• _Short task_:
Scan the lines and state how many carry "relaciones". Leave out everything but the number.
☆ ☆ ☆ ☆ ☆ ☆ ☆
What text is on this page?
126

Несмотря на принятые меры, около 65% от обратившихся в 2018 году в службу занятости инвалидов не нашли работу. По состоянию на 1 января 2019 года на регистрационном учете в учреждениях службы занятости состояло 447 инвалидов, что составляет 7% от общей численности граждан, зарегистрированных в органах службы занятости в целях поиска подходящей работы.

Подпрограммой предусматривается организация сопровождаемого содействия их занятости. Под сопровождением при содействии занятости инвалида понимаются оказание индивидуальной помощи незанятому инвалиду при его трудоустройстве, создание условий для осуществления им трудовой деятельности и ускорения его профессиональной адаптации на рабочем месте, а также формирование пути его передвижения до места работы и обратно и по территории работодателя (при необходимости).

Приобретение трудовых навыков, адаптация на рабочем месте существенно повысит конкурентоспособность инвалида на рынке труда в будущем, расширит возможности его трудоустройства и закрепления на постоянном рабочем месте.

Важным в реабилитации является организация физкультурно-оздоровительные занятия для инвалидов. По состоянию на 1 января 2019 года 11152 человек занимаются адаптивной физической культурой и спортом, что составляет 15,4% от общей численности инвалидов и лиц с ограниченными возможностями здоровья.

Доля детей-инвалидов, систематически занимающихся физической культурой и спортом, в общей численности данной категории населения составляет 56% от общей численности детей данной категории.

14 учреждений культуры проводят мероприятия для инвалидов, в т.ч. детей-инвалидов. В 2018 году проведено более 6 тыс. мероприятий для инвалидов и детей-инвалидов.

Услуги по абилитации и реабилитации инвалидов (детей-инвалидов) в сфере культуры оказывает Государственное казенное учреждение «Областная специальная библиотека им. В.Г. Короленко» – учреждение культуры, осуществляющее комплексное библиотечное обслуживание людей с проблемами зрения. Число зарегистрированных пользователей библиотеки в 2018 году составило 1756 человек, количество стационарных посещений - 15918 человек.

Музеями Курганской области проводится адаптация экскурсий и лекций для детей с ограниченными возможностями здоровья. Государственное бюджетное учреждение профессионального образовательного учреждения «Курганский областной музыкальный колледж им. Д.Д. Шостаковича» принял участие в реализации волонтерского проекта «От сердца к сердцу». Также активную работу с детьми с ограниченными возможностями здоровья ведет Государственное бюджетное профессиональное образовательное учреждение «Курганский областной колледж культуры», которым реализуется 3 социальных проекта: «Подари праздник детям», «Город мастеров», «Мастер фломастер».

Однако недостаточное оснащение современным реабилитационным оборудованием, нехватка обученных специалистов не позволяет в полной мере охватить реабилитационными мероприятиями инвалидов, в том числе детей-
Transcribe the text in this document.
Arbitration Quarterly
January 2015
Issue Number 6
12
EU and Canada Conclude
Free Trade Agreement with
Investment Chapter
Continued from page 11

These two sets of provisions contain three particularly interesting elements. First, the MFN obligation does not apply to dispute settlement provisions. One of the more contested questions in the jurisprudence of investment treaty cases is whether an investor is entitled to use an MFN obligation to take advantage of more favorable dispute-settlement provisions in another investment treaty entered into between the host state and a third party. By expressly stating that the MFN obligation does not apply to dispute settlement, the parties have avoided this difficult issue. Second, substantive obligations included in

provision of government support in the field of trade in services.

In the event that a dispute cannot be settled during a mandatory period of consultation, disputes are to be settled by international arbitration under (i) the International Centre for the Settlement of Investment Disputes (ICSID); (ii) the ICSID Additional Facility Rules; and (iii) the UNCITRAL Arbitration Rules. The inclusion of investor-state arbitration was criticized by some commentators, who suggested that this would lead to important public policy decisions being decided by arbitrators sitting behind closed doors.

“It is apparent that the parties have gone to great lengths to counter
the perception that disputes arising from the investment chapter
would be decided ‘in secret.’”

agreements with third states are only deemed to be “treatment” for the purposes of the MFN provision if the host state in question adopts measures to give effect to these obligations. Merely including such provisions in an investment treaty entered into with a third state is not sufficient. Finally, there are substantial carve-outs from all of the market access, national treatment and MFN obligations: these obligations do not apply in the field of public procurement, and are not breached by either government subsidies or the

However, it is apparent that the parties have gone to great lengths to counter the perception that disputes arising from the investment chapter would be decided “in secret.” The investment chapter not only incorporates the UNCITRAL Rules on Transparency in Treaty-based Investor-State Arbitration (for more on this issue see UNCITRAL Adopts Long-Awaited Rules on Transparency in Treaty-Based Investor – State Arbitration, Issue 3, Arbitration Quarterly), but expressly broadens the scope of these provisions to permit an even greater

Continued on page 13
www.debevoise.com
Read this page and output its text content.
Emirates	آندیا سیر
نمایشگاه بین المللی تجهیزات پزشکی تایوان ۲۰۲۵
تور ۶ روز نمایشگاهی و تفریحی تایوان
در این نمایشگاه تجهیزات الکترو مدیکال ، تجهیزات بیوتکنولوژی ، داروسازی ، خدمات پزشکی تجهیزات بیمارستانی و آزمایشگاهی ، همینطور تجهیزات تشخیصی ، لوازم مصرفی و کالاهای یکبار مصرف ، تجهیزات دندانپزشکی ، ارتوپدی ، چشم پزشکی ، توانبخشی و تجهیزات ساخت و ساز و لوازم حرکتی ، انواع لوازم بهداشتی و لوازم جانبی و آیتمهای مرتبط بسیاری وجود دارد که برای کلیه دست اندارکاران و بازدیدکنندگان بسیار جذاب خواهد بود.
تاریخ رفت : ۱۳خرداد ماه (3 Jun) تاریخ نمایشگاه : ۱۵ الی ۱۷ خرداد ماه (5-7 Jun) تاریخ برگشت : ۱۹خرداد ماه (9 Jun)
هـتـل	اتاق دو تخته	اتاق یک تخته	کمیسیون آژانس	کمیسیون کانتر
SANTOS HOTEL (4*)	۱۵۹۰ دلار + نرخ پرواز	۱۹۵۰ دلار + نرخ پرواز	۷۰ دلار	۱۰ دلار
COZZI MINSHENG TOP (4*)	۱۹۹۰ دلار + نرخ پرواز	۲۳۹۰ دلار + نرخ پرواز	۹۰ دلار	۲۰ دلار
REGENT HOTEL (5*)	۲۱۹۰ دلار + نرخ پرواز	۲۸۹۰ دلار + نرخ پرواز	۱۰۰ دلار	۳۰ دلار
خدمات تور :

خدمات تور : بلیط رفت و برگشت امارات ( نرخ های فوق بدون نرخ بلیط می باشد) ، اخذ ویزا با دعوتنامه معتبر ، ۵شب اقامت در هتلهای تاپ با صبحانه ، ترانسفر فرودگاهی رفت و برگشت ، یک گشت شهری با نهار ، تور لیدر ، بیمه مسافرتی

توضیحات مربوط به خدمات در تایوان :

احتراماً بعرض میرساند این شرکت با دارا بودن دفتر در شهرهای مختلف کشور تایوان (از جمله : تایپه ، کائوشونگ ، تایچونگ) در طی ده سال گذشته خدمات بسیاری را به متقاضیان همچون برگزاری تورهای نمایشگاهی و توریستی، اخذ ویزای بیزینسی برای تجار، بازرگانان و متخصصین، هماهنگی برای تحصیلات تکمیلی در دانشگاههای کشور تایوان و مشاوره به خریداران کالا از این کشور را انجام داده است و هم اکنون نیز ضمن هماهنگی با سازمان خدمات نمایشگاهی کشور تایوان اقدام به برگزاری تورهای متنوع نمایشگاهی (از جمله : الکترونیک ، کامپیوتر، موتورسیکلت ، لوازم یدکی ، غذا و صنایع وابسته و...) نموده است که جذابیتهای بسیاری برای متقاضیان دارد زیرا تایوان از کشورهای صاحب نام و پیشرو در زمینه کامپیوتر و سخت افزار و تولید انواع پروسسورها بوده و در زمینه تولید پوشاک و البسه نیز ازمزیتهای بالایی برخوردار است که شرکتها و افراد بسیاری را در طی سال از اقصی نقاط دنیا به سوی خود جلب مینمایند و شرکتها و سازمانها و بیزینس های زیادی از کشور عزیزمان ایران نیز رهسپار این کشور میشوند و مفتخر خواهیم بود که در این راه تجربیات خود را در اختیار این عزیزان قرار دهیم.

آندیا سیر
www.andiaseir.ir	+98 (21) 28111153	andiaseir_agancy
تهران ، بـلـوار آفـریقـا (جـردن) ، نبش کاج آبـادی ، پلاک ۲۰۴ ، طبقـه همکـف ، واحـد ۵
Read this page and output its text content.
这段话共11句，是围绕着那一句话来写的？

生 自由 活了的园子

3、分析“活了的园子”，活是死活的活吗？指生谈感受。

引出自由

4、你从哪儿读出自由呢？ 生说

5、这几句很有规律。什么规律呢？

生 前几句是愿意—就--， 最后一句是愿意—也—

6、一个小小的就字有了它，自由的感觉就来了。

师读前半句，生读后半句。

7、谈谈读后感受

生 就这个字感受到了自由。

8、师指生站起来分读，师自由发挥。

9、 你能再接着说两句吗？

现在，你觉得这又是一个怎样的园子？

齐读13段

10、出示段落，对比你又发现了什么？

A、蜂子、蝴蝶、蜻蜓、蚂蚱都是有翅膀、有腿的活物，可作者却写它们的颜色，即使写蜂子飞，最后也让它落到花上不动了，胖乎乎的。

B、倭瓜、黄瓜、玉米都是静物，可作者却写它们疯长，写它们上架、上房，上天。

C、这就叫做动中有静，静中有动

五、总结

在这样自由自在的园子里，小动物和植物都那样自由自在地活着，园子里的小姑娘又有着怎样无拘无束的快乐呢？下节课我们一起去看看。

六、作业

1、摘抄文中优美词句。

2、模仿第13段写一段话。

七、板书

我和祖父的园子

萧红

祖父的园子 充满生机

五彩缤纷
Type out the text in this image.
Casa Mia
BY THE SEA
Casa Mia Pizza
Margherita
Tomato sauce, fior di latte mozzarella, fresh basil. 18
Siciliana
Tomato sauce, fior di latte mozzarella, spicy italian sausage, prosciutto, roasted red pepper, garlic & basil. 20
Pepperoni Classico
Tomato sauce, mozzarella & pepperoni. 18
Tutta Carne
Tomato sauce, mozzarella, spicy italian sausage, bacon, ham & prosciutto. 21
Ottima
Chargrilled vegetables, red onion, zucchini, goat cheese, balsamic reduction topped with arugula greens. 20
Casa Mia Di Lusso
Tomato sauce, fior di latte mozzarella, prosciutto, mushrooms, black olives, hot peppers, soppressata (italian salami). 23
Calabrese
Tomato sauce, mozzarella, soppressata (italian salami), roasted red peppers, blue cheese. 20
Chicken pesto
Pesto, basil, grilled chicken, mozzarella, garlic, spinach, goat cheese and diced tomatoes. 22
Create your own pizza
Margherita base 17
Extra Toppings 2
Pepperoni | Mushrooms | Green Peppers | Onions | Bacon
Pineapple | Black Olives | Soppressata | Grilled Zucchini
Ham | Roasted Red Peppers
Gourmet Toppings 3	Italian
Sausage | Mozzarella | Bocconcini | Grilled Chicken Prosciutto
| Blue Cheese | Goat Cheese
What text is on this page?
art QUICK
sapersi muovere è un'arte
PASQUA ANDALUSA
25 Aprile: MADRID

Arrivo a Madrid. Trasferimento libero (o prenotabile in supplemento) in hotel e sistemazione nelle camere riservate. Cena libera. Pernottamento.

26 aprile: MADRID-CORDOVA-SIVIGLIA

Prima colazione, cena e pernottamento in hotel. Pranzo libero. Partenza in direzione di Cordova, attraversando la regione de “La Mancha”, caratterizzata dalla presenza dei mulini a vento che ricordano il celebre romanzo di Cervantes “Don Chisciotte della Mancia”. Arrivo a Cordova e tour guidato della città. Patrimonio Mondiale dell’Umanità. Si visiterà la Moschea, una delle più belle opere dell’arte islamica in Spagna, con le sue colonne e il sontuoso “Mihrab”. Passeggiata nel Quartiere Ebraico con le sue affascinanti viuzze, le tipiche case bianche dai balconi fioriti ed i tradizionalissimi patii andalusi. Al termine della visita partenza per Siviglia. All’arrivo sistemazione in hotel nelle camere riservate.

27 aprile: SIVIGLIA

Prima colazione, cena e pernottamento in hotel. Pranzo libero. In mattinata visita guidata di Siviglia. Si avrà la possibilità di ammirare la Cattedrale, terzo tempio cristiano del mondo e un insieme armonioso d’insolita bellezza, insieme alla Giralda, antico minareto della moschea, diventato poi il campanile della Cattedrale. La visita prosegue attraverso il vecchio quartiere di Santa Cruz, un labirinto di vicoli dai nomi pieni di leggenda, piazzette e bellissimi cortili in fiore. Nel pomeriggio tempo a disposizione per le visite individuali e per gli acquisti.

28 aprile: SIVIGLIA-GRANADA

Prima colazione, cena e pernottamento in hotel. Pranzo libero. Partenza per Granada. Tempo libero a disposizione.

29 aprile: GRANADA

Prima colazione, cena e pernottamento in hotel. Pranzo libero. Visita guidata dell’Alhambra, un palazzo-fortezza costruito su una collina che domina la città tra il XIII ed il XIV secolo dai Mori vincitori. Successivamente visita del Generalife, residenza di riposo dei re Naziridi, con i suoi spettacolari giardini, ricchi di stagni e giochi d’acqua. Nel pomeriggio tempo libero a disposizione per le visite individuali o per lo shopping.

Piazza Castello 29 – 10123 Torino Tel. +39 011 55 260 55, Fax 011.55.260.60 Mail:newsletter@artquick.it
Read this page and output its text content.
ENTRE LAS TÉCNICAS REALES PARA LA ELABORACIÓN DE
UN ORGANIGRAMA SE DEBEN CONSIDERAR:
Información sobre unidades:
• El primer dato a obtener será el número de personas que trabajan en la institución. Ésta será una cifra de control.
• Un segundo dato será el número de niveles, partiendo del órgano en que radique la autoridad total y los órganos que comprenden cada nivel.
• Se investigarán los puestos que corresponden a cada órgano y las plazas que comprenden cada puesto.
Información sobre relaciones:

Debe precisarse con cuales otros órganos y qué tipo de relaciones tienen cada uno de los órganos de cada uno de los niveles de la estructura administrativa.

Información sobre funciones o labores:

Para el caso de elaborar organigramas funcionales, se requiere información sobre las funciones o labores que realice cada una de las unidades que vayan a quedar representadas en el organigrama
☆ ☆ ☆ ☆ ☆ ☆ ☆
• _Task response_:
2